***** RECORDS FOR THE TASK

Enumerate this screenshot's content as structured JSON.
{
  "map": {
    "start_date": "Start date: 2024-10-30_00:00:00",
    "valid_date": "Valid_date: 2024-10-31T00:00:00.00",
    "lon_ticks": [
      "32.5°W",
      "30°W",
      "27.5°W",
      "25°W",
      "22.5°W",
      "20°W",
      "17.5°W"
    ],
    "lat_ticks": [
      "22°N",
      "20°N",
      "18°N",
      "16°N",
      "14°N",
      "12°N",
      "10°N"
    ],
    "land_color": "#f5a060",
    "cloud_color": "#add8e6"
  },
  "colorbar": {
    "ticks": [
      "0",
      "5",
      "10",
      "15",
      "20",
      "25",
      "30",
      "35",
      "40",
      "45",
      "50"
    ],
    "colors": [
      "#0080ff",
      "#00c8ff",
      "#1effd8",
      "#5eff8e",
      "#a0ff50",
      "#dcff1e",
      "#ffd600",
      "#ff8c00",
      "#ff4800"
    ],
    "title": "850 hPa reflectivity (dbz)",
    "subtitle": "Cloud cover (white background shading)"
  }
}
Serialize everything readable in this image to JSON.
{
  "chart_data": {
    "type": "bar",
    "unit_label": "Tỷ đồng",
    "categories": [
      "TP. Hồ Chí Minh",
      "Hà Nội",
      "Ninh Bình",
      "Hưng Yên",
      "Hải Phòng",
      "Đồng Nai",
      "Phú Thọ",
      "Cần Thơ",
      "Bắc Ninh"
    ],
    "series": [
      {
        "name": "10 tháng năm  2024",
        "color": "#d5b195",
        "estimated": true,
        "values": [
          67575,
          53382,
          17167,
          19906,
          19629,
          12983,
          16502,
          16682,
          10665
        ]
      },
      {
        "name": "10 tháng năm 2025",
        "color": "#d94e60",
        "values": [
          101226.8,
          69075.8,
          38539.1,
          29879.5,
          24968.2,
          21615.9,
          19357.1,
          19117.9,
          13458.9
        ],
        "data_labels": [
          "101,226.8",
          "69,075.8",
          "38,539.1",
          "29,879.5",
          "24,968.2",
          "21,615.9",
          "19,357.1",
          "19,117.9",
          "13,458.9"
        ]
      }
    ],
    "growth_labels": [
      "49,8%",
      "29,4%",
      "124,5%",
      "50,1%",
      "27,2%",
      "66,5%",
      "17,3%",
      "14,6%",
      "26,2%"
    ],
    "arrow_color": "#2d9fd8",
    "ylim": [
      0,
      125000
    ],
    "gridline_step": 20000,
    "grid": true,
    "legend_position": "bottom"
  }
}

**********

> _DIRECTIONS FOR THIS TASK_: Return each line of the records above exactly as it reads.

> _EXPECTED OUTPUT_:
Enumerate this screenshot's content as structured JSON.
{
  "map": {
    "start_date": "Start date: 2024-10-30_00:00:00",
    "valid_date": "Valid_date: 2024-10-31T00:00:00.00",
    "lon_ticks": [
      "32.5°W",
      "30°W",
      "27.5°W",
      "25°W",
      "22.5°W",
      "20°W",
      "17.5°W"
    ],
    "lat_ticks": [
      "22°N",
      "20°N",
      "18°N",
      "16°N",
      "14°N",
      "12°N",
      "10°N"
    ],
    "land_color": "#f5a060",
    "cloud_color": "#add8e6"
  },
  "colorbar": {
    "ticks": [
      "0",
      "5",
      "10",
      "15",
      "20",
      "25",
      "30",
      "35",
      "40",
      "45",
      "50"
    ],
    "colors": [
      "#0080ff",
      "#00c8ff",
      "#1effd8",
      "#5eff8e",
      "#a0ff50",
      "#dcff1e",
      "#ffd600",
      "#ff8c00",
      "#ff4800"
    ],
    "title": "850 hPa reflectivity (dbz)",
    "subtitle": "Cloud cover (white background shading)"
  }
}
Serialize everything readable in this image to JSON.
{
  "chart_data": {
    "type": "bar",
    "unit_label": "Tỷ đồng",
    "categories": [
      "TP. Hồ Chí Minh",
      "Hà Nội",
      "Ninh Bình",
      "Hưng Yên",
      "Hải Phòng",
      "Đồng Nai",
      "Phú Thọ",
      "Cần Thơ",
      "Bắc Ninh"
    ],
    "series": [
      {
        "name": "10 tháng năm  2024",
        "color": "#d5b195",
        "estimated": true,
        "values": [
          67575,
          53382,
          17167,
          19906,
          19629,
          12983,
          16502,
          16682,
          10665
        ]
      },
      {
        "name": "10 tháng năm 2025",
        "color": "#d94e60",
        "values": [
          101226.8,
          69075.8,
          38539.1,
          29879.5,
          24968.2,
          21615.9,
          19357.1,
          19117.9,
          13458.9
        ],
        "data_labels": [
          "101,226.8",
          "69,075.8",
          "38,539.1",
          "29,879.5",
          "24,968.2",
          "21,615.9",
          "19,357.1",
          "19,117.9",
          "13,458.9"
        ]
      }
    ],
    "growth_labels": [
      "49,8%",
      "29,4%",
      "124,5%",
      "50,1%",
      "27,2%",
      "66,5%",
      "17,3%",
      "14,6%",
      "26,2%"
    ],
    "arrow_color": "#2d9fd8",
    "ylim": [
      0,
      125000
    ],
    "gridline_step": 20000,
    "grid": true,
    "legend_position": "bottom"
  }
}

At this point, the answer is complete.